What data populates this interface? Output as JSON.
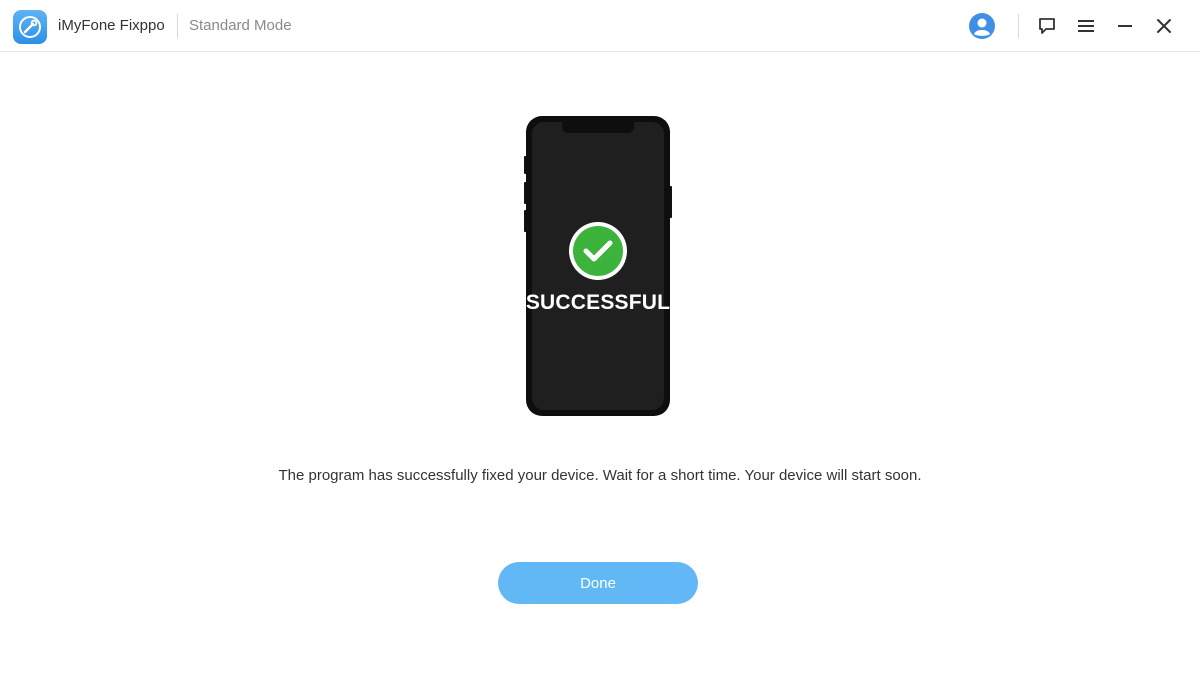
{
  "titlebar": {
    "app_name": "iMyFone Fixppo",
    "mode": "Standard Mode",
    "icons": [
      "app-logo-icon",
      "user-avatar-icon",
      "feedback-icon",
      "menu-icon",
      "minimize-icon",
      "close-icon"
    ]
  },
  "result": {
    "status": "SUCCESSFUL",
    "message": "The program has successfully fixed your device. Wait for a short time. Your device will start soon."
  },
  "actions": {
    "done_label": "Done"
  },
  "colors": {
    "accent": "#5ab4f5",
    "success": "#3cb43c",
    "phone_body": "#1c1c1c"
  }
}
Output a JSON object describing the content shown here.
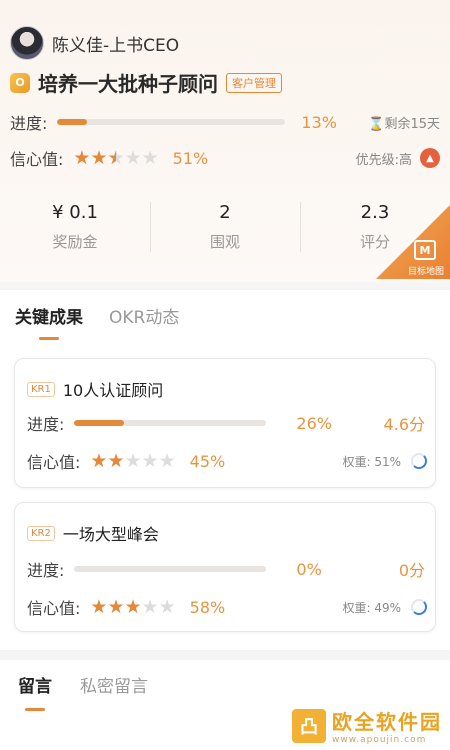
{
  "owner": {
    "name": "陈义佳-上书CEO"
  },
  "objective": {
    "icon_text": "O",
    "title": "培养一大批种子顾问",
    "tag": "客户管理",
    "progress_label": "进度:",
    "progress_percent": 13,
    "progress_text": "13%",
    "remaining": "⌛剩余15天",
    "confidence_label": "信心值:",
    "confidence_stars": 2.5,
    "confidence_text": "51%",
    "priority_label": "优先级:高"
  },
  "stats": [
    {
      "value": "¥ 0.1",
      "label": "奖励金"
    },
    {
      "value": "2",
      "label": "围观"
    },
    {
      "value": "2.3",
      "label": "评分"
    }
  ],
  "corner": {
    "label": "目标地图",
    "icon": "map-icon"
  },
  "tabs": [
    {
      "label": "关键成果"
    },
    {
      "label": "OKR动态"
    }
  ],
  "key_results": [
    {
      "badge": "KR1",
      "title": "10人认证顾问",
      "progress_label": "进度:",
      "progress_percent": 26,
      "progress_text": "26%",
      "score": "4.6分",
      "confidence_label": "信心值:",
      "confidence_stars": 2,
      "confidence_text": "45%",
      "weight": "权重: 51%"
    },
    {
      "badge": "KR2",
      "title": "一场大型峰会",
      "progress_label": "进度:",
      "progress_percent": 0,
      "progress_text": "0%",
      "score": "0分",
      "confidence_label": "信心值:",
      "confidence_stars": 3,
      "confidence_text": "58%",
      "weight": "权重: 49%"
    }
  ],
  "comments": {
    "tabs": [
      {
        "label": "留言"
      },
      {
        "label": "私密留言"
      }
    ]
  },
  "watermark": {
    "logo_text": "凸",
    "text": "欧全软件园",
    "url": "www.apoujin.com"
  },
  "colors": {
    "accent": "#e4883a",
    "priority": "#e5603d",
    "ring": "#3b7ddd"
  }
}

══════════

#### Short task:
Take the line that contains "Output a JSON" as the first and the last line of the records as the end, and please quote those lines exactly, pictures omitted.

#### Exercise output:
Output a JSON object describing the content shown here.
{
  "owner": {
    "name": "陈义佳-上书CEO"
  },
  "objective": {
    "icon_text": "O",
    "title": "培养一大批种子顾问",
    "tag": "客户管理",
    "progress_label": "进度:",
    "progress_percent": 13,
    "progress_text": "13%",
    "remaining": "⌛剩余15天",
    "confidence_label": "信心值:",
    "confidence_stars": 2.5,
    "confidence_text": "51%",
    "priority_label": "优先级:高"
  },
  "stats": [
    {
      "value": "¥ 0.1",
      "label": "奖励金"
    },
    {
      "value": "2",
      "label": "围观"
    },
    {
      "value": "2.3",
      "label": "评分"
    }
  ],
  "corner": {
    "label": "目标地图",
    "icon": "map-icon"
  },
  "tabs": [
    {
      "label": "关键成果"
    },
    {
      "label": "OKR动态"
    }
  ],
  "key_results": [
    {
      "badge": "KR1",
      "title": "10人认证顾问",
      "progress_label": "进度:",
      "progress_percent": 26,
      "progress_text": "26%",
      "score": "4.6分",
      "confidence_label": "信心值:",
      "confidence_stars": 2,
      "confidence_text": "45%",
      "weight": "权重: 51%"
    },
    {
      "badge": "KR2",
      "title": "一场大型峰会",
      "progress_label": "进度:",
      "progress_percent": 0,
      "progress_text": "0%",
      "score": "0分",
      "confidence_label": "信心值:",
      "confidence_stars": 3,
      "confidence_text": "58%",
      "weight": "权重: 49%"
    }
  ],
  "comments": {
    "tabs": [
      {
        "label": "留言"
      },
      {
        "label": "私密留言"
      }
    ]
  },
  "watermark": {
    "logo_text": "凸",
    "text": "欧全软件园",
    "url": "www.apoujin.com"
  },
  "colors": {
    "accent": "#e4883a",
    "priority": "#e5603d",
    "ring": "#3b7ddd"
  }
}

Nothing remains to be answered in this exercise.